**Task objective**
In the data that follows, count each line holding the string "South"; answer with the number only.

**Input rows**

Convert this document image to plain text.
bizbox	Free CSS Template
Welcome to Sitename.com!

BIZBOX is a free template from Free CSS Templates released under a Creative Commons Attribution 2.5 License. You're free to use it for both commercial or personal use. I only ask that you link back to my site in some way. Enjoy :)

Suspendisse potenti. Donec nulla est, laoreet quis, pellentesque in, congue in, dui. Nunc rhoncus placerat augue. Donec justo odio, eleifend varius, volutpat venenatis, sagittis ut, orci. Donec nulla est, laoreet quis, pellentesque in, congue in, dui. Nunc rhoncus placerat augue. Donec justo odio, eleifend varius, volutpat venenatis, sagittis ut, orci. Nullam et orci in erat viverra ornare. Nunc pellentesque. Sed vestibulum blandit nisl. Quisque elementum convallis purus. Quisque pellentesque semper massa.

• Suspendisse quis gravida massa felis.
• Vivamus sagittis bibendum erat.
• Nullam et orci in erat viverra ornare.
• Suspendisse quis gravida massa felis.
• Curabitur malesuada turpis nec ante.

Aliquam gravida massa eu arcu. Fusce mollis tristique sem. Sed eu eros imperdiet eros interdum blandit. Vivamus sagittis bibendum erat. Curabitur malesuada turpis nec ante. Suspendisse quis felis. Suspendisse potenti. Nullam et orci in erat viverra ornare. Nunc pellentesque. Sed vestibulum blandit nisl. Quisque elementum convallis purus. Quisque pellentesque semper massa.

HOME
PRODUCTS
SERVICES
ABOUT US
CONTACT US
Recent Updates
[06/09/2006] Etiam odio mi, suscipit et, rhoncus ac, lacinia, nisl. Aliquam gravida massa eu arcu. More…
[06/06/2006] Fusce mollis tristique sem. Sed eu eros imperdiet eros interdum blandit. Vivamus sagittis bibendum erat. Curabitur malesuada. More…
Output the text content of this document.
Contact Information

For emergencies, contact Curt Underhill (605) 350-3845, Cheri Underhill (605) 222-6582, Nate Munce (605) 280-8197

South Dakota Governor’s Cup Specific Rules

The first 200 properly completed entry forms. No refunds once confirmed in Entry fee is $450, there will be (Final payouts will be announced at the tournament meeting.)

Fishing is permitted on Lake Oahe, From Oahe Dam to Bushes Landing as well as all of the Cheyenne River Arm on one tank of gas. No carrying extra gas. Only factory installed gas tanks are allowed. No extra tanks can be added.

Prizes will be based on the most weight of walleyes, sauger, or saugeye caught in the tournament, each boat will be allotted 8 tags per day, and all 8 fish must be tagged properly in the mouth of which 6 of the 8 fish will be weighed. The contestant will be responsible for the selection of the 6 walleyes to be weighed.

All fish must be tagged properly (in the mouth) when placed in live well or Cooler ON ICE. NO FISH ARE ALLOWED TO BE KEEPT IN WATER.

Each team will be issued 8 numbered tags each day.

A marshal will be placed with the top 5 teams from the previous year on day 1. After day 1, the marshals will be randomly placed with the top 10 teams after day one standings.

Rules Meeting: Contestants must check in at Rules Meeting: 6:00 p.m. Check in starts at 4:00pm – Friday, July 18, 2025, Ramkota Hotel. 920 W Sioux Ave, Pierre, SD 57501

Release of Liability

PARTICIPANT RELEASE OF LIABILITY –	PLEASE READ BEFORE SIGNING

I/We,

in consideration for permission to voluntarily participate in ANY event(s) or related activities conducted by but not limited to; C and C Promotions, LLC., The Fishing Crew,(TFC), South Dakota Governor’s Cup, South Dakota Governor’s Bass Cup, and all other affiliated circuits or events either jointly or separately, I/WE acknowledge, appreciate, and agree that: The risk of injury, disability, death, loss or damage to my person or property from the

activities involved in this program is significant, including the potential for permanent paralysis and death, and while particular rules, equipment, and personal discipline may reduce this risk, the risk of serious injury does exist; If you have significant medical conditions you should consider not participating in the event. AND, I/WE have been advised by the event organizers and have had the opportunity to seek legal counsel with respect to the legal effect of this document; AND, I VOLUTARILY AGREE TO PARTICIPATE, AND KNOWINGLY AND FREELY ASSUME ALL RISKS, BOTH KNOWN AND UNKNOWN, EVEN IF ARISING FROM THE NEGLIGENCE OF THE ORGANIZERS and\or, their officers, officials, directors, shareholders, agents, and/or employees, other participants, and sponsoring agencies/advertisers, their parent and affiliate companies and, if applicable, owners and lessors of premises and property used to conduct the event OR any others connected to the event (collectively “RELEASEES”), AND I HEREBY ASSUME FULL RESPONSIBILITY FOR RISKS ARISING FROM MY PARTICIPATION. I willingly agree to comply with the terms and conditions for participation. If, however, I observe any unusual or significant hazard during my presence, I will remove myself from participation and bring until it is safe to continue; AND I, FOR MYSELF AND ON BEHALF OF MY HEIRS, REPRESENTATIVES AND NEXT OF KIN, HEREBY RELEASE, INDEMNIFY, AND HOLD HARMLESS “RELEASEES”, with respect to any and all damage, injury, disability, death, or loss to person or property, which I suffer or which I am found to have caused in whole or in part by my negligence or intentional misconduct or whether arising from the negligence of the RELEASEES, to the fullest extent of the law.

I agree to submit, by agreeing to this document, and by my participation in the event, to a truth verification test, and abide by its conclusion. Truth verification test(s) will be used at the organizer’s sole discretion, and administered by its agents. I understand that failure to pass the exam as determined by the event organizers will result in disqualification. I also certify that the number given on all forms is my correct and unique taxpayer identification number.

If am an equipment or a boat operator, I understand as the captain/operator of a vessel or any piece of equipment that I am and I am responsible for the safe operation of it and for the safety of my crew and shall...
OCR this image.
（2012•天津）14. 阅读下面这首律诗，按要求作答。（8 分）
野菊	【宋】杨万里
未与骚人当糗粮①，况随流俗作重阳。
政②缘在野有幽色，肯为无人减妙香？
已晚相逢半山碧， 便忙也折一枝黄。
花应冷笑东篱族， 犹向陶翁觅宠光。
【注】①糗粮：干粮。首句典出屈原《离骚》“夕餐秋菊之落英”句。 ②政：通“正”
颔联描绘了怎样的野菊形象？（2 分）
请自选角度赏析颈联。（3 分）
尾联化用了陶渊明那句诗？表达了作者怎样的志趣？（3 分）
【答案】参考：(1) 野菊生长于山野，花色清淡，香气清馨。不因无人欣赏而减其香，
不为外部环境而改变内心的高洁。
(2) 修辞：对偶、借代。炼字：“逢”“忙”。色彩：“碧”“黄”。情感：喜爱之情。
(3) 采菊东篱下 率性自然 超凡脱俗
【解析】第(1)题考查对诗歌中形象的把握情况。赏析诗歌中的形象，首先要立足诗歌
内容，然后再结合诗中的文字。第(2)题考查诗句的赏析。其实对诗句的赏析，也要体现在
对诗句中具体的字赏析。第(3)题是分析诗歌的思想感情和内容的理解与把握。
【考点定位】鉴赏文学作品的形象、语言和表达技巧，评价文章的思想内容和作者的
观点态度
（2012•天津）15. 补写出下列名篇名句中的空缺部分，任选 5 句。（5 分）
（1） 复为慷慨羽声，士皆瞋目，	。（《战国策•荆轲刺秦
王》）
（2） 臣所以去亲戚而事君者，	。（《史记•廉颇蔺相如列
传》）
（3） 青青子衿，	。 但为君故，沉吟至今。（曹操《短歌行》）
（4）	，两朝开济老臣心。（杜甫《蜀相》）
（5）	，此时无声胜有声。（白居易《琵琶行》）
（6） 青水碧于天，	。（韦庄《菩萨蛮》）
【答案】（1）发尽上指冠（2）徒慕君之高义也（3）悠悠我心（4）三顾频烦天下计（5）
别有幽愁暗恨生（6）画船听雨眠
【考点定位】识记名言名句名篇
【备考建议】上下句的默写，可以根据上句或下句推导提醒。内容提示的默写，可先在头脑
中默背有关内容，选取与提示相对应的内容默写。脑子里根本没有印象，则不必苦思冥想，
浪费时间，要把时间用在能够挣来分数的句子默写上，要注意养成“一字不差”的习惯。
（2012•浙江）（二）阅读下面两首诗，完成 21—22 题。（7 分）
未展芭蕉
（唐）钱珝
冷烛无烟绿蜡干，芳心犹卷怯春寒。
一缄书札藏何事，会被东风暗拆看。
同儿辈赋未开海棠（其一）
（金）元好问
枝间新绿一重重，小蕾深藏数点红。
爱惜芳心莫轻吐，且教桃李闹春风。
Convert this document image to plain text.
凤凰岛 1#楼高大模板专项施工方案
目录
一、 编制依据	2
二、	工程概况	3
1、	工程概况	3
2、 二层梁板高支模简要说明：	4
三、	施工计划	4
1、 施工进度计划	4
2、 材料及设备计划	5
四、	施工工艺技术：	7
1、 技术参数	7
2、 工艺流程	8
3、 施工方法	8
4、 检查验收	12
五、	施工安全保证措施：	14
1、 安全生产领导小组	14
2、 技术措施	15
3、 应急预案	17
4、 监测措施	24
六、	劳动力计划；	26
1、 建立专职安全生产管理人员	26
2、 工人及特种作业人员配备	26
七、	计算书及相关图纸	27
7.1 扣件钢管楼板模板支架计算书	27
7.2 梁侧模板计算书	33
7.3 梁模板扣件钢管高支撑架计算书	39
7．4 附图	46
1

**Solution for this problem**
2